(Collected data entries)
------------------------------------

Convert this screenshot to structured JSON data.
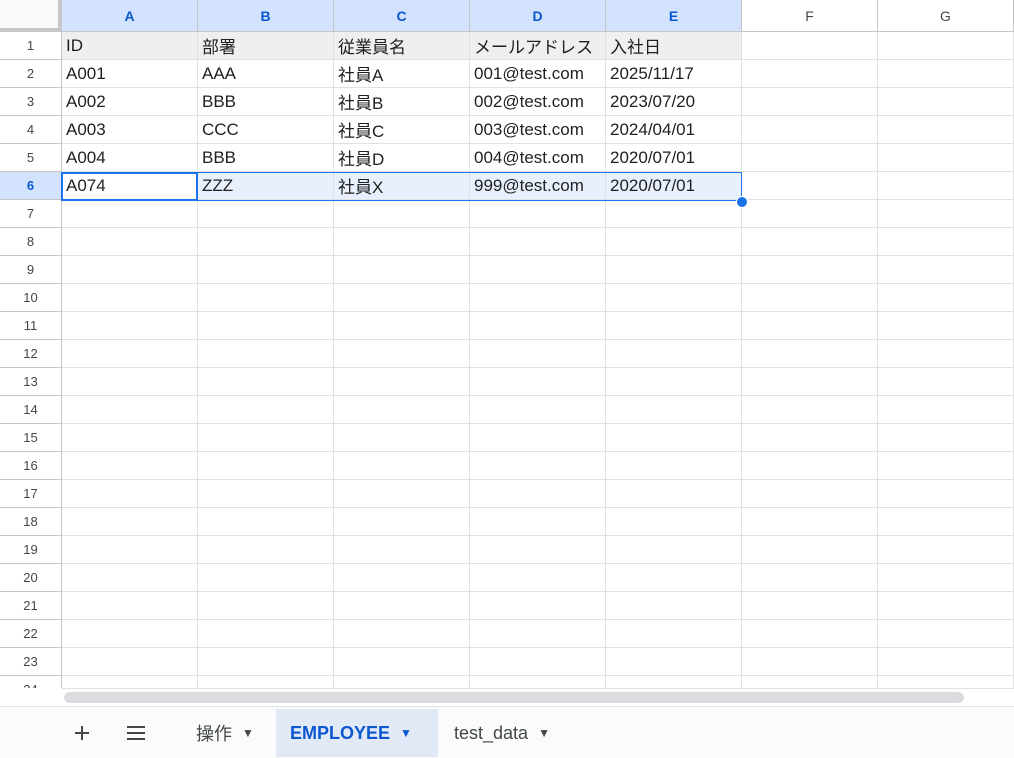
{
  "columns": [
    "A",
    "B",
    "C",
    "D",
    "E",
    "F",
    "G"
  ],
  "rows": [
    "1",
    "2",
    "3",
    "4",
    "5",
    "6",
    "7",
    "8",
    "9",
    "10",
    "11",
    "12",
    "13",
    "14",
    "15",
    "16",
    "17",
    "18",
    "19",
    "20",
    "21",
    "22",
    "23",
    "24"
  ],
  "cells": [
    [
      "ID",
      "部署",
      "従業員名",
      "メールアドレス",
      "入社日"
    ],
    [
      "A001",
      "AAA",
      "社員A",
      "001@test.com",
      "2025/11/17"
    ],
    [
      "A002",
      "BBB",
      "社員B",
      "002@test.com",
      "2023/07/20"
    ],
    [
      "A003",
      "CCC",
      "社員C",
      "003@test.com",
      "2024/04/01"
    ],
    [
      "A004",
      "BBB",
      "社員D",
      "004@test.com",
      "2020/07/01"
    ],
    [
      "A074",
      "ZZZ",
      "社員X",
      "999@test.com",
      "2020/07/01"
    ]
  ],
  "selected_row": "6",
  "selected_columns": [
    "A",
    "B",
    "C",
    "D",
    "E"
  ],
  "sheetbar": {
    "add_icon": "plus-icon",
    "all_sheets_icon": "menu-icon",
    "tabs": [
      {
        "label": "操作",
        "active": false
      },
      {
        "label": "EMPLOYEE",
        "active": true
      },
      {
        "label": "test_data",
        "active": false
      }
    ],
    "caret_icon": "▼"
  },
  "colors": {
    "selection": "#1a73e8",
    "selected_header_bg": "#d3e3fd",
    "active_tab_text": "#0b57d0"
  }
}
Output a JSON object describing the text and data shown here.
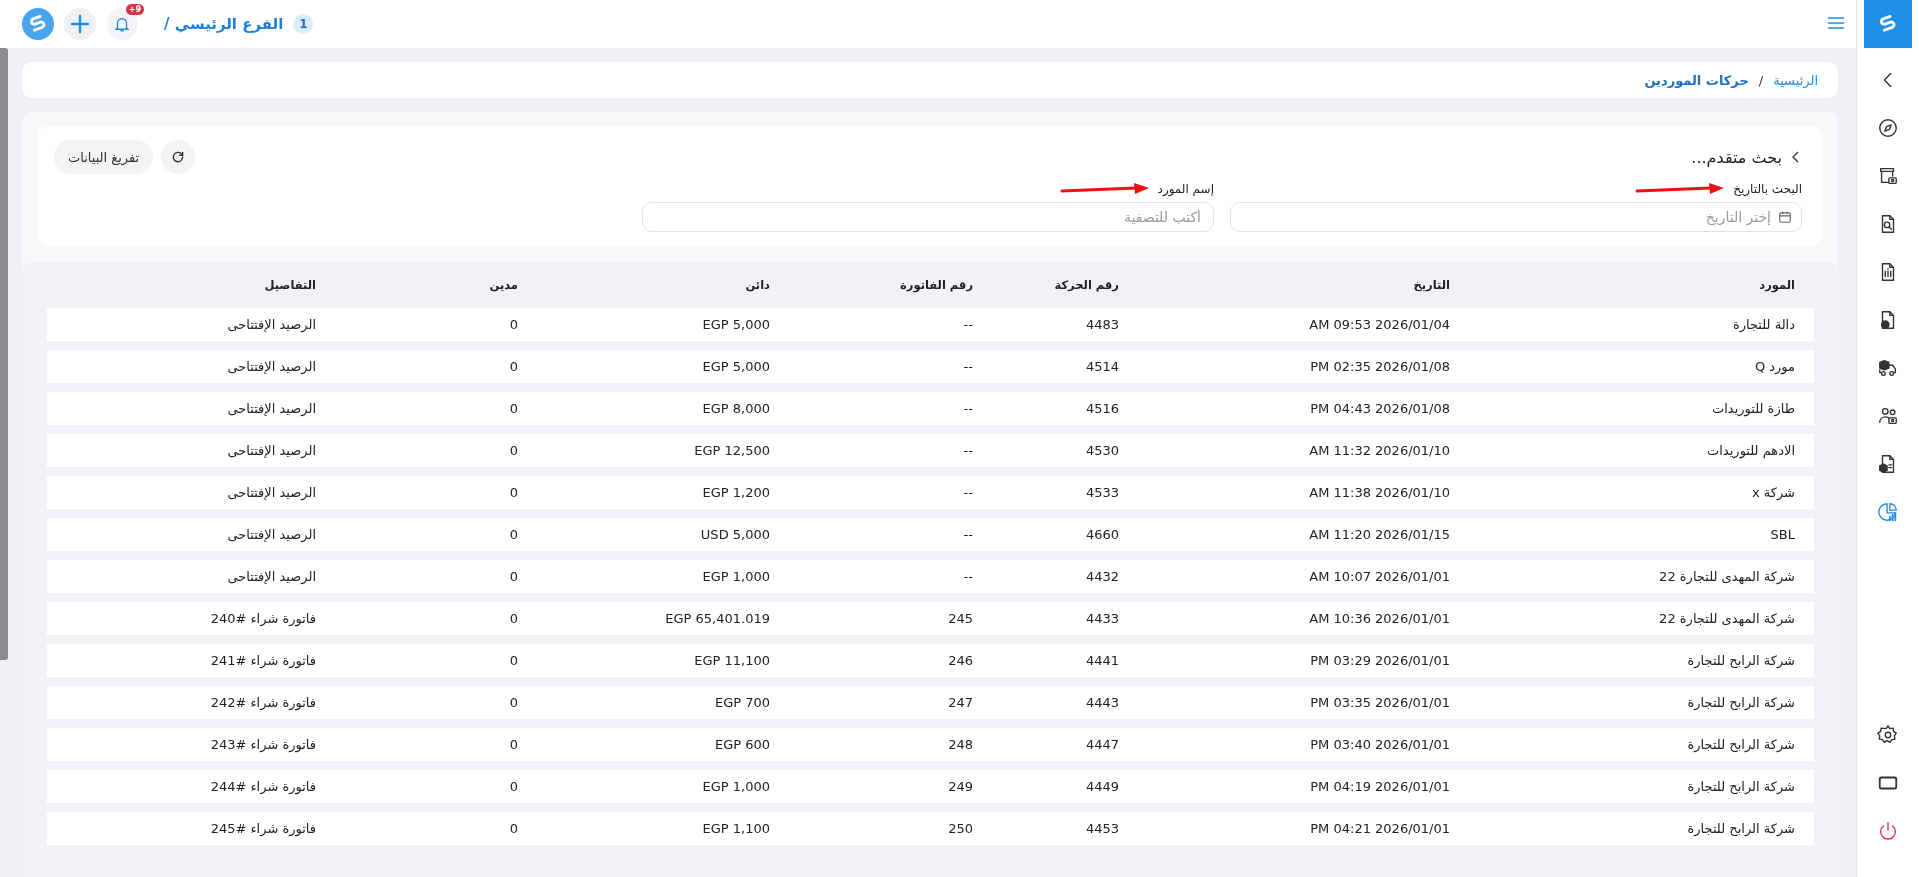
{
  "topbar": {
    "branch": "الفرع الرئيسي /",
    "branch_count": "1",
    "notifications_badge": "+9"
  },
  "sidebar": {
    "items": [
      {
        "kind": "back",
        "selected": false
      },
      {
        "kind": "compass",
        "selected": false
      },
      {
        "kind": "store",
        "selected": false
      },
      {
        "kind": "doc-search",
        "selected": false
      },
      {
        "kind": "doc-info",
        "selected": false
      },
      {
        "kind": "doc-sync",
        "selected": false
      },
      {
        "kind": "truck",
        "selected": false
      },
      {
        "kind": "users",
        "selected": false
      },
      {
        "kind": "doc-box",
        "selected": false
      },
      {
        "kind": "chart",
        "selected": true
      }
    ],
    "bottom": [
      {
        "kind": "gear"
      },
      {
        "kind": "screen"
      },
      {
        "kind": "power"
      }
    ]
  },
  "breadcrumb": {
    "separator": "/",
    "items": [
      {
        "label": "الرئيسية",
        "current": false
      },
      {
        "label": "حركات الموردين",
        "current": true
      }
    ]
  },
  "search": {
    "title": "بحث متقدم...",
    "fields": [
      {
        "kind": "date",
        "label": "البحث بالتاريخ",
        "placeholder": "إختر التاريخ",
        "marked": true
      },
      {
        "kind": "text",
        "label": "إسم المورد",
        "placeholder": "أكتب للتصفية",
        "marked": true
      }
    ],
    "clear_button": "تفريغ البيانات"
  },
  "table": {
    "columns": [
      "المورد",
      "التاريخ",
      "رقم الحركة",
      "رقم الفاتورة",
      "دائن",
      "مدين",
      "التفاصيل"
    ],
    "rows": [
      [
        "دالة للتجارة",
        "AM 09:53 2026/01/04",
        "4483",
        "--",
        "EGP 5,000",
        "0",
        "الرصيد الإفتتاحى"
      ],
      [
        "مورد Q",
        "PM 02:35 2026/01/08",
        "4514",
        "--",
        "EGP 5,000",
        "0",
        "الرصيد الإفتتاحى"
      ],
      [
        "طازة للتوريدات",
        "PM 04:43 2026/01/08",
        "4516",
        "--",
        "EGP 8,000",
        "0",
        "الرصيد الإفتتاحى"
      ],
      [
        "الادهم للتوريدات",
        "AM 11:32 2026/01/10",
        "4530",
        "--",
        "EGP 12,500",
        "0",
        "الرصيد الإفتتاحى"
      ],
      [
        "شركة x",
        "AM 11:38 2026/01/10",
        "4533",
        "--",
        "EGP 1,200",
        "0",
        "الرصيد الإفتتاحى"
      ],
      [
        "SBL",
        "AM 11:20 2026/01/15",
        "4660",
        "--",
        "USD 5,000",
        "0",
        "الرصيد الإفتتاحى"
      ],
      [
        "شركة المهدى للتجارة 22",
        "AM 10:07 2026/01/01",
        "4432",
        "--",
        "EGP 1,000",
        "0",
        "الرصيد الإفتتاحى"
      ],
      [
        "شركة المهدى للتجارة 22",
        "AM 10:36 2026/01/01",
        "4433",
        "245",
        "EGP 65,401.019",
        "0",
        "فاتورة شراء #240"
      ],
      [
        "شركة الرابح للتجارة",
        "PM 03:29 2026/01/01",
        "4441",
        "246",
        "EGP 11,100",
        "0",
        "فاتورة شراء #241"
      ],
      [
        "شركة الرابح للتجارة",
        "PM 03:35 2026/01/01",
        "4443",
        "247",
        "EGP 700",
        "0",
        "فاتورة شراء #242"
      ],
      [
        "شركة الرابح للتجارة",
        "PM 03:40 2026/01/01",
        "4447",
        "248",
        "EGP 600",
        "0",
        "فاتورة شراء #243"
      ],
      [
        "شركة الرابح للتجارة",
        "PM 04:19 2026/01/01",
        "4449",
        "249",
        "EGP 1,000",
        "0",
        "فاتورة شراء #244"
      ],
      [
        "شركة الرابح للتجارة",
        "PM 04:21 2026/01/01",
        "4453",
        "250",
        "EGP 1,100",
        "0",
        "فاتورة شراء #245"
      ]
    ]
  }
}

------------------------------------

Restate the data above word for word. Skip every picture.

■ **SOLUTION TO THIS PROBLEM**:
Convert this screenshot to structured JSON data.
{
  "columns": [
    "A",
    "B",
    "C",
    "D",
    "E",
    "F",
    "G"
  ],
  "rows": [
    "1",
    "2",
    "3",
    "4",
    "5",
    "6",
    "7",
    "8",
    "9",
    "10",
    "11",
    "12",
    "13",
    "14",
    "15",
    "16",
    "17",
    "18",
    "19",
    "20",
    "21",
    "22",
    "23",
    "24"
  ],
  "cells": [
    [
      "ID",
      "部署",
      "従業員名",
      "メールアドレス",
      "入社日"
    ],
    [
      "A001",
      "AAA",
      "社員A",
      "001@test.com",
      "2025/11/17"
    ],
    [
      "A002",
      "BBB",
      "社員B",
      "002@test.com",
      "2023/07/20"
    ],
    [
      "A003",
      "CCC",
      "社員C",
      "003@test.com",
      "2024/04/01"
    ],
    [
      "A004",
      "BBB",
      "社員D",
      "004@test.com",
      "2020/07/01"
    ],
    [
      "A074",
      "ZZZ",
      "社員X",
      "999@test.com",
      "2020/07/01"
    ]
  ],
  "selected_row": "6",
  "selected_columns": [
    "A",
    "B",
    "C",
    "D",
    "E"
  ],
  "sheetbar": {
    "add_icon": "plus-icon",
    "all_sheets_icon": "menu-icon",
    "tabs": [
      {
        "label": "操作",
        "active": false
      },
      {
        "label": "EMPLOYEE",
        "active": true
      },
      {
        "label": "test_data",
        "active": false
      }
    ],
    "caret_icon": "▼"
  },
  "colors": {
    "selection": "#1a73e8",
    "selected_header_bg": "#d3e3fd",
    "active_tab_text": "#0b57d0"
  }
}
Output a JSON object describing the text and data shown here.
{
  "topbar": {
    "branch": "الفرع الرئيسي /",
    "branch_count": "1",
    "notifications_badge": "+9"
  },
  "sidebar": {
    "items": [
      {
        "kind": "back",
        "selected": false
      },
      {
        "kind": "compass",
        "selected": false
      },
      {
        "kind": "store",
        "selected": false
      },
      {
        "kind": "doc-search",
        "selected": false
      },
      {
        "kind": "doc-info",
        "selected": false
      },
      {
        "kind": "doc-sync",
        "selected": false
      },
      {
        "kind": "truck",
        "selected": false
      },
      {
        "kind": "users",
        "selected": false
      },
      {
        "kind": "doc-box",
        "selected": false
      },
      {
        "kind": "chart",
        "selected": true
      }
    ],
    "bottom": [
      {
        "kind": "gear"
      },
      {
        "kind": "screen"
      },
      {
        "kind": "power"
      }
    ]
  },
  "breadcrumb": {
    "separator": "/",
    "items": [
      {
        "label": "الرئيسية",
        "current": false
      },
      {
        "label": "حركات الموردين",
        "current": true
      }
    ]
  },
  "search": {
    "title": "بحث متقدم...",
    "fields": [
      {
        "kind": "date",
        "label": "البحث بالتاريخ",
        "placeholder": "إختر التاريخ",
        "marked": true
      },
      {
        "kind": "text",
        "label": "إسم المورد",
        "placeholder": "أكتب للتصفية",
        "marked": true
      }
    ],
    "clear_button": "تفريغ البيانات"
  },
  "table": {
    "columns": [
      "المورد",
      "التاريخ",
      "رقم الحركة",
      "رقم الفاتورة",
      "دائن",
      "مدين",
      "التفاصيل"
    ],
    "rows": [
      [
        "دالة للتجارة",
        "AM 09:53 2026/01/04",
        "4483",
        "--",
        "EGP 5,000",
        "0",
        "الرصيد الإفتتاحى"
      ],
      [
        "مورد Q",
        "PM 02:35 2026/01/08",
        "4514",
        "--",
        "EGP 5,000",
        "0",
        "الرصيد الإفتتاحى"
      ],
      [
        "طازة للتوريدات",
        "PM 04:43 2026/01/08",
        "4516",
        "--",
        "EGP 8,000",
        "0",
        "الرصيد الإفتتاحى"
      ],
      [
        "الادهم للتوريدات",
        "AM 11:32 2026/01/10",
        "4530",
        "--",
        "EGP 12,500",
        "0",
        "الرصيد الإفتتاحى"
      ],
      [
        "شركة x",
        "AM 11:38 2026/01/10",
        "4533",
        "--",
        "EGP 1,200",
        "0",
        "الرصيد الإفتتاحى"
      ],
      [
        "SBL",
        "AM 11:20 2026/01/15",
        "4660",
        "--",
        "USD 5,000",
        "0",
        "الرصيد الإفتتاحى"
      ],
      [
        "شركة المهدى للتجارة 22",
        "AM 10:07 2026/01/01",
        "4432",
        "--",
        "EGP 1,000",
        "0",
        "الرصيد الإفتتاحى"
      ],
      [
        "شركة المهدى للتجارة 22",
        "AM 10:36 2026/01/01",
        "4433",
        "245",
        "EGP 65,401.019",
        "0",
        "فاتورة شراء #240"
      ],
      [
        "شركة الرابح للتجارة",
        "PM 03:29 2026/01/01",
        "4441",
        "246",
        "EGP 11,100",
        "0",
        "فاتورة شراء #241"
      ],
      [
        "شركة الرابح للتجارة",
        "PM 03:35 2026/01/01",
        "4443",
        "247",
        "EGP 700",
        "0",
        "فاتورة شراء #242"
      ],
      [
        "شركة الرابح للتجارة",
        "PM 03:40 2026/01/01",
        "4447",
        "248",
        "EGP 600",
        "0",
        "فاتورة شراء #243"
      ],
      [
        "شركة الرابح للتجارة",
        "PM 04:19 2026/01/01",
        "4449",
        "249",
        "EGP 1,000",
        "0",
        "فاتورة شراء #244"
      ],
      [
        "شركة الرابح للتجارة",
        "PM 04:21 2026/01/01",
        "4453",
        "250",
        "EGP 1,100",
        "0",
        "فاتورة شراء #245"
      ]
    ]
  }
}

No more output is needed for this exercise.